WHAT TO WORK ON → Write out the listing below without alteration, omitting its pictures.

Records from a collection of figures →
= = = = = = =

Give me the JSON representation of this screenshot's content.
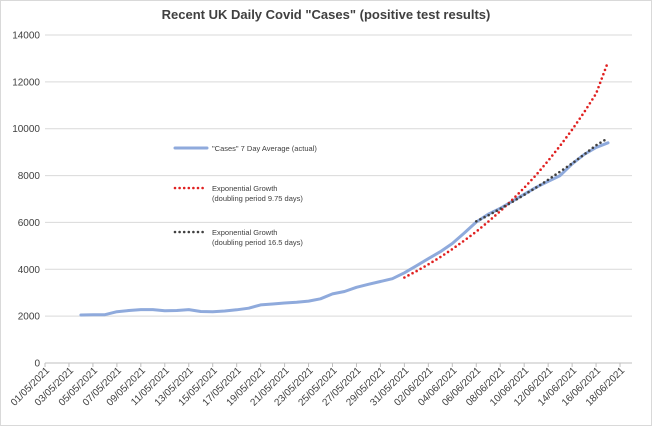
{
  "chart_data": {
    "type": "line",
    "title": "Recent UK Daily Covid \"Cases\"  (positive test results)",
    "xlabel": "",
    "ylabel": "",
    "ylim": [
      0,
      14000
    ],
    "y_ticks": [
      "0",
      "2000",
      "4000",
      "6000",
      "8000",
      "10000",
      "12000",
      "14000"
    ],
    "x_start": "01/05/2021",
    "x_end": "18/06/2021",
    "x_tick_labels": [
      "01/05/2021",
      "03/05/2021",
      "05/05/2021",
      "07/05/2021",
      "09/05/2021",
      "11/05/2021",
      "13/05/2021",
      "15/05/2021",
      "17/05/2021",
      "19/05/2021",
      "21/05/2021",
      "23/05/2021",
      "25/05/2021",
      "27/05/2021",
      "29/05/2021",
      "31/05/2021",
      "02/06/2021",
      "04/06/2021",
      "06/06/2021",
      "08/06/2021",
      "10/06/2021",
      "12/06/2021",
      "14/06/2021",
      "16/06/2021",
      "18/06/2021"
    ],
    "grid": "horizontal",
    "series": [
      {
        "name": "\"Cases\" 7 Day Average (actual)",
        "color": "#8faadc",
        "style": "solid",
        "x": [
          "04/05/2021",
          "05/05/2021",
          "06/05/2021",
          "07/05/2021",
          "08/05/2021",
          "09/05/2021",
          "10/05/2021",
          "11/05/2021",
          "12/05/2021",
          "13/05/2021",
          "14/05/2021",
          "15/05/2021",
          "16/05/2021",
          "17/05/2021",
          "18/05/2021",
          "19/05/2021",
          "20/05/2021",
          "21/05/2021",
          "22/05/2021",
          "23/05/2021",
          "24/05/2021",
          "25/05/2021",
          "26/05/2021",
          "27/05/2021",
          "28/05/2021",
          "29/05/2021",
          "30/05/2021",
          "31/05/2021",
          "01/06/2021",
          "02/06/2021",
          "03/06/2021",
          "04/06/2021",
          "05/06/2021",
          "06/06/2021",
          "07/06/2021",
          "08/06/2021",
          "09/06/2021",
          "10/06/2021",
          "11/06/2021",
          "12/06/2021",
          "13/06/2021",
          "14/06/2021",
          "15/06/2021",
          "16/06/2021",
          "17/06/2021"
        ],
        "values": [
          2050,
          2060,
          2060,
          2190,
          2240,
          2280,
          2280,
          2230,
          2240,
          2280,
          2200,
          2190,
          2220,
          2270,
          2340,
          2480,
          2520,
          2560,
          2590,
          2640,
          2740,
          2950,
          3050,
          3230,
          3360,
          3480,
          3600,
          3850,
          4150,
          4450,
          4750,
          5100,
          5550,
          6020,
          6350,
          6600,
          6900,
          7200,
          7500,
          7750,
          8000,
          8500,
          8900,
          9200,
          9400
        ]
      },
      {
        "name": "Exponential Growth",
        "subtitle": "(doubling period 9.75 days)",
        "color": "#e02020",
        "style": "dotted",
        "x": [
          "31/05/2021",
          "01/06/2021",
          "02/06/2021",
          "03/06/2021",
          "04/06/2021",
          "05/06/2021",
          "06/06/2021",
          "07/06/2021",
          "08/06/2021",
          "09/06/2021",
          "10/06/2021",
          "11/06/2021",
          "12/06/2021",
          "13/06/2021",
          "14/06/2021",
          "15/06/2021",
          "16/06/2021",
          "17/06/2021"
        ],
        "values": [
          3650,
          3920,
          4210,
          4520,
          4860,
          5230,
          5610,
          6030,
          6480,
          6960,
          7480,
          8030,
          8630,
          9270,
          9960,
          10700,
          11500,
          12850
        ]
      },
      {
        "name": "Exponential Growth",
        "subtitle": "(doubling period 16.5 days)",
        "color": "#404040",
        "style": "dotted",
        "x": [
          "06/06/2021",
          "07/06/2021",
          "08/06/2021",
          "09/06/2021",
          "10/06/2021",
          "11/06/2021",
          "12/06/2021",
          "13/06/2021",
          "14/06/2021",
          "15/06/2021",
          "16/06/2021",
          "17/06/2021"
        ],
        "values": [
          6050,
          6300,
          6580,
          6870,
          7180,
          7490,
          7820,
          8170,
          8520,
          8900,
          9290,
          9600
        ]
      }
    ]
  }
}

= = = = = = =

EXERCISE RESULT →
Give me the JSON representation of this screenshot's content.
{
  "chart_data": {
    "type": "line",
    "title": "Recent UK Daily Covid \"Cases\"  (positive test results)",
    "xlabel": "",
    "ylabel": "",
    "ylim": [
      0,
      14000
    ],
    "y_ticks": [
      "0",
      "2000",
      "4000",
      "6000",
      "8000",
      "10000",
      "12000",
      "14000"
    ],
    "x_start": "01/05/2021",
    "x_end": "18/06/2021",
    "x_tick_labels": [
      "01/05/2021",
      "03/05/2021",
      "05/05/2021",
      "07/05/2021",
      "09/05/2021",
      "11/05/2021",
      "13/05/2021",
      "15/05/2021",
      "17/05/2021",
      "19/05/2021",
      "21/05/2021",
      "23/05/2021",
      "25/05/2021",
      "27/05/2021",
      "29/05/2021",
      "31/05/2021",
      "02/06/2021",
      "04/06/2021",
      "06/06/2021",
      "08/06/2021",
      "10/06/2021",
      "12/06/2021",
      "14/06/2021",
      "16/06/2021",
      "18/06/2021"
    ],
    "grid": "horizontal",
    "series": [
      {
        "name": "\"Cases\" 7 Day Average (actual)",
        "color": "#8faadc",
        "style": "solid",
        "x": [
          "04/05/2021",
          "05/05/2021",
          "06/05/2021",
          "07/05/2021",
          "08/05/2021",
          "09/05/2021",
          "10/05/2021",
          "11/05/2021",
          "12/05/2021",
          "13/05/2021",
          "14/05/2021",
          "15/05/2021",
          "16/05/2021",
          "17/05/2021",
          "18/05/2021",
          "19/05/2021",
          "20/05/2021",
          "21/05/2021",
          "22/05/2021",
          "23/05/2021",
          "24/05/2021",
          "25/05/2021",
          "26/05/2021",
          "27/05/2021",
          "28/05/2021",
          "29/05/2021",
          "30/05/2021",
          "31/05/2021",
          "01/06/2021",
          "02/06/2021",
          "03/06/2021",
          "04/06/2021",
          "05/06/2021",
          "06/06/2021",
          "07/06/2021",
          "08/06/2021",
          "09/06/2021",
          "10/06/2021",
          "11/06/2021",
          "12/06/2021",
          "13/06/2021",
          "14/06/2021",
          "15/06/2021",
          "16/06/2021",
          "17/06/2021"
        ],
        "values": [
          2050,
          2060,
          2060,
          2190,
          2240,
          2280,
          2280,
          2230,
          2240,
          2280,
          2200,
          2190,
          2220,
          2270,
          2340,
          2480,
          2520,
          2560,
          2590,
          2640,
          2740,
          2950,
          3050,
          3230,
          3360,
          3480,
          3600,
          3850,
          4150,
          4450,
          4750,
          5100,
          5550,
          6020,
          6350,
          6600,
          6900,
          7200,
          7500,
          7750,
          8000,
          8500,
          8900,
          9200,
          9400
        ]
      },
      {
        "name": "Exponential Growth",
        "subtitle": "(doubling period 9.75 days)",
        "color": "#e02020",
        "style": "dotted",
        "x": [
          "31/05/2021",
          "01/06/2021",
          "02/06/2021",
          "03/06/2021",
          "04/06/2021",
          "05/06/2021",
          "06/06/2021",
          "07/06/2021",
          "08/06/2021",
          "09/06/2021",
          "10/06/2021",
          "11/06/2021",
          "12/06/2021",
          "13/06/2021",
          "14/06/2021",
          "15/06/2021",
          "16/06/2021",
          "17/06/2021"
        ],
        "values": [
          3650,
          3920,
          4210,
          4520,
          4860,
          5230,
          5610,
          6030,
          6480,
          6960,
          7480,
          8030,
          8630,
          9270,
          9960,
          10700,
          11500,
          12850
        ]
      },
      {
        "name": "Exponential Growth",
        "subtitle": "(doubling period 16.5 days)",
        "color": "#404040",
        "style": "dotted",
        "x": [
          "06/06/2021",
          "07/06/2021",
          "08/06/2021",
          "09/06/2021",
          "10/06/2021",
          "11/06/2021",
          "12/06/2021",
          "13/06/2021",
          "14/06/2021",
          "15/06/2021",
          "16/06/2021",
          "17/06/2021"
        ],
        "values": [
          6050,
          6300,
          6580,
          6870,
          7180,
          7490,
          7820,
          8170,
          8520,
          8900,
          9290,
          9600
        ]
      }
    ]
  }
}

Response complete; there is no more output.